▶ EXERCISE DETAILS: Below are some records; reproduce every one of them exactly.

▶ DATA LISTING:
>>>>

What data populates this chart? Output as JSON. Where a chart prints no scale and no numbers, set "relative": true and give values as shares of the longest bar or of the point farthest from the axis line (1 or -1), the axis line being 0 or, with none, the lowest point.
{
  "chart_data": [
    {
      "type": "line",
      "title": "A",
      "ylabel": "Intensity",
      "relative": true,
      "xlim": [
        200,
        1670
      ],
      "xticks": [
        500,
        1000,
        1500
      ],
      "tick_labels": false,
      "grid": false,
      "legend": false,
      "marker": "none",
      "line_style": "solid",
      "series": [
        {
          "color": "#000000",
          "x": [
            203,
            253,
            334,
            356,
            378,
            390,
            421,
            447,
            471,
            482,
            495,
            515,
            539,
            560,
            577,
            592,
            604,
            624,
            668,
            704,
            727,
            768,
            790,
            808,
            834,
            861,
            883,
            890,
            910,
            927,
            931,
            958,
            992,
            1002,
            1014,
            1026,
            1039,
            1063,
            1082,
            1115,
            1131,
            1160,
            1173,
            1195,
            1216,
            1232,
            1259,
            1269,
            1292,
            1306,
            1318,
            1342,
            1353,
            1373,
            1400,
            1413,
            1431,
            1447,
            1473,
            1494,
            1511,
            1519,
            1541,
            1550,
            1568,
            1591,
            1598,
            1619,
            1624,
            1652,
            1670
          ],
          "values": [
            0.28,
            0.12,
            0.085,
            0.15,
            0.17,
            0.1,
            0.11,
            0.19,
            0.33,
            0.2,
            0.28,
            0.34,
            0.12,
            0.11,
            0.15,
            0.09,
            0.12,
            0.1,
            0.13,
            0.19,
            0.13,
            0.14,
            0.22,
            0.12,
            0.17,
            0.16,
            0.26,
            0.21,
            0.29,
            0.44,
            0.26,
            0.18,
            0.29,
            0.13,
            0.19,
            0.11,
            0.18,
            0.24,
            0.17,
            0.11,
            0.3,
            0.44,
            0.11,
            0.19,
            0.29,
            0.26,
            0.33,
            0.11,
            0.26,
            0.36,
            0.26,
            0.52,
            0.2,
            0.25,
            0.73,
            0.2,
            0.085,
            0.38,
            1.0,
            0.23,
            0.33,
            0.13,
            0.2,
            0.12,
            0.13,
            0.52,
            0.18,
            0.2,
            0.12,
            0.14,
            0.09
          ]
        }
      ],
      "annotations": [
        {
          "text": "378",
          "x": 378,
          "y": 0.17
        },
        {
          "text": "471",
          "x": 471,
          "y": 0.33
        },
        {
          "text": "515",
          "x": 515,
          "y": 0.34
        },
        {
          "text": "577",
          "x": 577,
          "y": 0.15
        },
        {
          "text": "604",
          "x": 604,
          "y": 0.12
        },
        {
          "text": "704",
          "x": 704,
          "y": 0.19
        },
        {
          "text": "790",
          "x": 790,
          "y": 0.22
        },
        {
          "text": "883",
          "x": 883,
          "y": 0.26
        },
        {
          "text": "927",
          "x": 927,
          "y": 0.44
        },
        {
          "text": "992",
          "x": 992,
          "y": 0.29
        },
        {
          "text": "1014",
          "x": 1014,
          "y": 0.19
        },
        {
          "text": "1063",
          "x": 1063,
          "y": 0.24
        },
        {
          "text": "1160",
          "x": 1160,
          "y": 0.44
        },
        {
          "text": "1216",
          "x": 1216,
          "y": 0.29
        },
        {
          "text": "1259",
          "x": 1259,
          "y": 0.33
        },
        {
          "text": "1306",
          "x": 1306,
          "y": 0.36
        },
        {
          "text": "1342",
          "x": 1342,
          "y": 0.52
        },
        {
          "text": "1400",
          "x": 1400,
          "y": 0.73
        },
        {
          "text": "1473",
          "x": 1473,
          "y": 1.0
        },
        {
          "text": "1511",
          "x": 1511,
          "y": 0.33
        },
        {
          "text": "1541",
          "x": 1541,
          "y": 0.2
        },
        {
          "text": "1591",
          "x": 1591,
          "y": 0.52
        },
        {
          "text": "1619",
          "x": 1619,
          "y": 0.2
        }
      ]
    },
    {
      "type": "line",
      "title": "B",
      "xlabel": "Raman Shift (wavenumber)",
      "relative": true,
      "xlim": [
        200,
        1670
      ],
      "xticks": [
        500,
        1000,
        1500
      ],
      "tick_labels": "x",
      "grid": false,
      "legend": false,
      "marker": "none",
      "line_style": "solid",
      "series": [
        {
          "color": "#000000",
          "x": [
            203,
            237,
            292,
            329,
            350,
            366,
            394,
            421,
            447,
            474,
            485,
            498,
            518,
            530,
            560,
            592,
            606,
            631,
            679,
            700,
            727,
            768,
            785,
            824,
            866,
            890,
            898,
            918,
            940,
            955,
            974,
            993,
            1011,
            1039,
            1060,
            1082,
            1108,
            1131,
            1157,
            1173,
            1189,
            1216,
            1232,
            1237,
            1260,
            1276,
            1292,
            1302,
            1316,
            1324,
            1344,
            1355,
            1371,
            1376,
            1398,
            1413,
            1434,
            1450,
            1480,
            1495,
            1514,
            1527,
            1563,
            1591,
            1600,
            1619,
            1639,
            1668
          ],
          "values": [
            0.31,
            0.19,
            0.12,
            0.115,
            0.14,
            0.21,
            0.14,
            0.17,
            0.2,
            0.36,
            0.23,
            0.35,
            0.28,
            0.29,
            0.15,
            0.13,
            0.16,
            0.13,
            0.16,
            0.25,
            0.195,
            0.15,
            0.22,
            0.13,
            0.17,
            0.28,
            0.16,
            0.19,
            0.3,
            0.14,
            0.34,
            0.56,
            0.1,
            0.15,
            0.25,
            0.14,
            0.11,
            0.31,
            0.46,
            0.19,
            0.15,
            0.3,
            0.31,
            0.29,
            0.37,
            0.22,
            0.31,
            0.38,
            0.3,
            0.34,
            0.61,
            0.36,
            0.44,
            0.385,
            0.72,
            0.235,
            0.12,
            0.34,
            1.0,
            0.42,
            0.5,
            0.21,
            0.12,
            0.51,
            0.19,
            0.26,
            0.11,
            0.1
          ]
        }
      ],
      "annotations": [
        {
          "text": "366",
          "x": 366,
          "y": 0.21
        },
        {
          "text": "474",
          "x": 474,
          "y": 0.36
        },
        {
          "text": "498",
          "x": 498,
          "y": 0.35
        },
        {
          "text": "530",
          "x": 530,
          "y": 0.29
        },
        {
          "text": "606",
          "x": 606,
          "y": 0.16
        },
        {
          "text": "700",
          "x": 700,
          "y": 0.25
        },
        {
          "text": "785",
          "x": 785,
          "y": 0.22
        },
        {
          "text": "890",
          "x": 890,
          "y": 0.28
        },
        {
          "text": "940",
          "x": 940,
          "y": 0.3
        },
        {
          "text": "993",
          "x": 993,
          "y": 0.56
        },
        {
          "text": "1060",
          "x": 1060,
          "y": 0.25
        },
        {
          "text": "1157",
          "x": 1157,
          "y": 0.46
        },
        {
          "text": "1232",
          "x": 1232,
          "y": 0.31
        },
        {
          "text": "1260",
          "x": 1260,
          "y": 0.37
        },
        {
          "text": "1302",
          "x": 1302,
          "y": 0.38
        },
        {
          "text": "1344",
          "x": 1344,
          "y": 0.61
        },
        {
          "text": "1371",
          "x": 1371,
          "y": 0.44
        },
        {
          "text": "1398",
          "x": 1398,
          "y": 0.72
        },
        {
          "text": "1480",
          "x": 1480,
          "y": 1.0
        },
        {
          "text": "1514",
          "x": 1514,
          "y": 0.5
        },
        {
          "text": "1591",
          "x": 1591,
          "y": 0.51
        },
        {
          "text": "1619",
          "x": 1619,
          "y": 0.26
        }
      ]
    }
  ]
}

<<<<

▶ SOLUTION TO THE EXERCISE:
What data populates this chart? Output as JSON. Where a chart prints no scale and no numbers, set "relative": true and give values as shares of the longest bar or of the point farthest from the axis line (1 or -1), the axis line being 0 or, with none, the lowest point.
{
  "chart_data": [
    {
      "type": "line",
      "title": "A",
      "ylabel": "Intensity",
      "relative": true,
      "xlim": [
        200,
        1670
      ],
      "xticks": [
        500,
        1000,
        1500
      ],
      "tick_labels": false,
      "grid": false,
      "legend": false,
      "marker": "none",
      "line_style": "solid",
      "series": [
        {
          "color": "#000000",
          "x": [
            203,
            253,
            334,
            356,
            378,
            390,
            421,
            447,
            471,
            482,
            495,
            515,
            539,
            560,
            577,
            592,
            604,
            624,
            668,
            704,
            727,
            768,
            790,
            808,
            834,
            861,
            883,
            890,
            910,
            927,
            931,
            958,
            992,
            1002,
            1014,
            1026,
            1039,
            1063,
            1082,
            1115,
            1131,
            1160,
            1173,
            1195,
            1216,
            1232,
            1259,
            1269,
            1292,
            1306,
            1318,
            1342,
            1353,
            1373,
            1400,
            1413,
            1431,
            1447,
            1473,
            1494,
            1511,
            1519,
            1541,
            1550,
            1568,
            1591,
            1598,
            1619,
            1624,
            1652,
            1670
          ],
          "values": [
            0.28,
            0.12,
            0.085,
            0.15,
            0.17,
            0.1,
            0.11,
            0.19,
            0.33,
            0.2,
            0.28,
            0.34,
            0.12,
            0.11,
            0.15,
            0.09,
            0.12,
            0.1,
            0.13,
            0.19,
            0.13,
            0.14,
            0.22,
            0.12,
            0.17,
            0.16,
            0.26,
            0.21,
            0.29,
            0.44,
            0.26,
            0.18,
            0.29,
            0.13,
            0.19,
            0.11,
            0.18,
            0.24,
            0.17,
            0.11,
            0.3,
            0.44,
            0.11,
            0.19,
            0.29,
            0.26,
            0.33,
            0.11,
            0.26,
            0.36,
            0.26,
            0.52,
            0.2,
            0.25,
            0.73,
            0.2,
            0.085,
            0.38,
            1.0,
            0.23,
            0.33,
            0.13,
            0.2,
            0.12,
            0.13,
            0.52,
            0.18,
            0.2,
            0.12,
            0.14,
            0.09
          ]
        }
      ],
      "annotations": [
        {
          "text": "378",
          "x": 378,
          "y": 0.17
        },
        {
          "text": "471",
          "x": 471,
          "y": 0.33
        },
        {
          "text": "515",
          "x": 515,
          "y": 0.34
        },
        {
          "text": "577",
          "x": 577,
          "y": 0.15
        },
        {
          "text": "604",
          "x": 604,
          "y": 0.12
        },
        {
          "text": "704",
          "x": 704,
          "y": 0.19
        },
        {
          "text": "790",
          "x": 790,
          "y": 0.22
        },
        {
          "text": "883",
          "x": 883,
          "y": 0.26
        },
        {
          "text": "927",
          "x": 927,
          "y": 0.44
        },
        {
          "text": "992",
          "x": 992,
          "y": 0.29
        },
        {
          "text": "1014",
          "x": 1014,
          "y": 0.19
        },
        {
          "text": "1063",
          "x": 1063,
          "y": 0.24
        },
        {
          "text": "1160",
          "x": 1160,
          "y": 0.44
        },
        {
          "text": "1216",
          "x": 1216,
          "y": 0.29
        },
        {
          "text": "1259",
          "x": 1259,
          "y": 0.33
        },
        {
          "text": "1306",
          "x": 1306,
          "y": 0.36
        },
        {
          "text": "1342",
          "x": 1342,
          "y": 0.52
        },
        {
          "text": "1400",
          "x": 1400,
          "y": 0.73
        },
        {
          "text": "1473",
          "x": 1473,
          "y": 1.0
        },
        {
          "text": "1511",
          "x": 1511,
          "y": 0.33
        },
        {
          "text": "1541",
          "x": 1541,
          "y": 0.2
        },
        {
          "text": "1591",
          "x": 1591,
          "y": 0.52
        },
        {
          "text": "1619",
          "x": 1619,
          "y": 0.2
        }
      ]
    },
    {
      "type": "line",
      "title": "B",
      "xlabel": "Raman Shift (wavenumber)",
      "relative": true,
      "xlim": [
        200,
        1670
      ],
      "xticks": [
        500,
        1000,
        1500
      ],
      "tick_labels": "x",
      "grid": false,
      "legend": false,
      "marker": "none",
      "line_style": "solid",
      "series": [
        {
          "color": "#000000",
          "x": [
            203,
            237,
            292,
            329,
            350,
            366,
            394,
            421,
            447,
            474,
            485,
            498,
            518,
            530,
            560,
            592,
            606,
            631,
            679,
            700,
            727,
            768,
            785,
            824,
            866,
            890,
            898,
            918,
            940,
            955,
            974,
            993,
            1011,
            1039,
            1060,
            1082,
            1108,
            1131,
            1157,
            1173,
            1189,
            1216,
            1232,
            1237,
            1260,
            1276,
            1292,
            1302,
            1316,
            1324,
            1344,
            1355,
            1371,
            1376,
            1398,
            1413,
            1434,
            1450,
            1480,
            1495,
            1514,
            1527,
            1563,
            1591,
            1600,
            1619,
            1639,
            1668
          ],
          "values": [
            0.31,
            0.19,
            0.12,
            0.115,
            0.14,
            0.21,
            0.14,
            0.17,
            0.2,
            0.36,
            0.23,
            0.35,
            0.28,
            0.29,
            0.15,
            0.13,
            0.16,
            0.13,
            0.16,
            0.25,
            0.195,
            0.15,
            0.22,
            0.13,
            0.17,
            0.28,
            0.16,
            0.19,
            0.3,
            0.14,
            0.34,
            0.56,
            0.1,
            0.15,
            0.25,
            0.14,
            0.11,
            0.31,
            0.46,
            0.19,
            0.15,
            0.3,
            0.31,
            0.29,
            0.37,
            0.22,
            0.31,
            0.38,
            0.3,
            0.34,
            0.61,
            0.36,
            0.44,
            0.385,
            0.72,
            0.235,
            0.12,
            0.34,
            1.0,
            0.42,
            0.5,
            0.21,
            0.12,
            0.51,
            0.19,
            0.26,
            0.11,
            0.1
          ]
        }
      ],
      "annotations": [
        {
          "text": "366",
          "x": 366,
          "y": 0.21
        },
        {
          "text": "474",
          "x": 474,
          "y": 0.36
        },
        {
          "text": "498",
          "x": 498,
          "y": 0.35
        },
        {
          "text": "530",
          "x": 530,
          "y": 0.29
        },
        {
          "text": "606",
          "x": 606,
          "y": 0.16
        },
        {
          "text": "700",
          "x": 700,
          "y": 0.25
        },
        {
          "text": "785",
          "x": 785,
          "y": 0.22
        },
        {
          "text": "890",
          "x": 890,
          "y": 0.28
        },
        {
          "text": "940",
          "x": 940,
          "y": 0.3
        },
        {
          "text": "993",
          "x": 993,
          "y": 0.56
        },
        {
          "text": "1060",
          "x": 1060,
          "y": 0.25
        },
        {
          "text": "1157",
          "x": 1157,
          "y": 0.46
        },
        {
          "text": "1232",
          "x": 1232,
          "y": 0.31
        },
        {
          "text": "1260",
          "x": 1260,
          "y": 0.37
        },
        {
          "text": "1302",
          "x": 1302,
          "y": 0.38
        },
        {
          "text": "1344",
          "x": 1344,
          "y": 0.61
        },
        {
          "text": "1371",
          "x": 1371,
          "y": 0.44
        },
        {
          "text": "1398",
          "x": 1398,
          "y": 0.72
        },
        {
          "text": "1480",
          "x": 1480,
          "y": 1.0
        },
        {
          "text": "1514",
          "x": 1514,
          "y": 0.5
        },
        {
          "text": "1591",
          "x": 1591,
          "y": 0.51
        },
        {
          "text": "1619",
          "x": 1619,
          "y": 0.26
        }
      ]
    }
  ]
}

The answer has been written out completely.